依頼文:
次の(a)〜(c)が、下のクウェート大使館と丹下健三の文章の内容と合っているかを「はい」か「いいえ」で答えてください。それぞれ、決め手になる文章の言葉をそのまま引用してください。
(a) 在日クウェート大使館は第一京浜に面している。
(b) 有楽町にあった旧都庁舎は1957年に完成した。
(c) 1964東京五輪では、国立代々木競技場の第二体育館で競泳がおこなわれた。

文書の抜粋:
◇ ◇ ◇ ◇

再開発により第一京浜に面したビルが撤去され、一時的に全体が俯瞰(ふかん)できるようになった在日クウェート大使館(画像:小川裕夫)



 1990(平成2)年にイラクが侵攻したことを機に湾岸戦争は開戦。多くの日本人は、湾岸戦争でクウェートという中東の国を知ることになりました。それまで、クウェートという国を知らなかった日本人は多かったことでしょう。

 産油国として知られるクウェートは、1961(昭和36)年にイギリスから独立。1962年に港区三田に大使館を設置しました。

 在日クウェート大使館は、第一京浜に面していません。第一京浜と在日クウェート大使館の間には、いくつかの建物がありました。第一京浜沿いには住友不動産のビルが建ち、それらのビルに阻まれて、第一京浜から在日クウェート大使館全体を見ることはできなかったのです。

建築界で半世紀以上のトップランナー

 現在、再開発事業によって第一京浜沿いの建物は取り壊されています。そのため、第一京浜沿いから一時的に在日クウェート大使館が見られます。

 第一京浜の札の辻交差点には歩道橋が架かっており、この歩道橋の上が在日クウェート大使館を見ることができる絶好のスポットになっているのです。

 ちょっと特殊な形状をした在日クウェート大使館ですが、その在日クウェート大使館のデザインをしたのが日本人建築家として世界に知られる丹下健三です(1970年建設)。

 丹下は国内・国外を問わず、数多くの建築物を手掛けました。東京都内にも、丹下デザインの建築物は今でも残っています。

 代表的な丹下の建築物には、西新宿にそびえる東京都庁舎(新宿区西新宿)があります。

西新宿の都庁舎も丹下作品。こうしたことから丹下は、「東京をデザインした建築家」とも言われる(画像:小川裕夫)



 1993(平成5)年に有楽町から移転した新しい都庁舎は、役所としての機能を果たすかたわらで東京の景色を一望できる展望室も設けられました。展望室は無料のため、デートで訪れるカップルや観光客に人気が高く、定番のスポットになりました。

 西新宿に移転する前の、有楽町にあった旧都庁舎も丹下が設計しています。旧都庁舎は1957(昭和32)年に完成しています。実力がなければ、東京都の代表的な建築物である都庁舎のデザインを担当させてもらえません。つまり、丹下は半世紀以上も建築界でトップランナーを務めてきたのです。

 そして、1964東京五輪でも、丹下は重要な施設を手がけています。1964東京五輪は、敗戦から立ち直った日本が国際的に存在感をアピールする場でもありました。

 東京五輪には、海外からも多くの賓客が訪れます。そのため、政府や東京都は国威発揚をうたい、一致団結を掲げました。

今でも色あせない国立代々木競技場

 国家の威信がかかった五輪に、政府・東京都は一丸となります。出場するスポーツ選手の養成もさることながら、東京という都市のインフラ整備にも力を入れました。そうした事情から、他国と比べても恥じないような立派な競技場がつくられていきます。

 丹下が担当した国立代々木競技場(渋谷区神南)は、第一体育館と第二体育館から成ります。1964東京五輪では第一体育館で競泳、第二体育館でバスケットボールがおこなわれました。

◇ ◇ ◇ ◇

提供データ:

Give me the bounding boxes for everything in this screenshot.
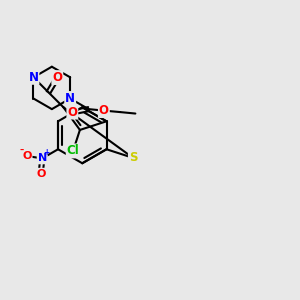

◇ ◇ ◇ ◇

今回の解答:
(a) いいえ:「在日クウェート大使館は、第一京浜に面していません。」
(b) はい:「旧都庁舎は1957(昭和32)年に完成しています。」
(c) いいえ:「1964東京五輪では第一体育館で競泳、第二体育館でバスケットボールがおこなわれました。」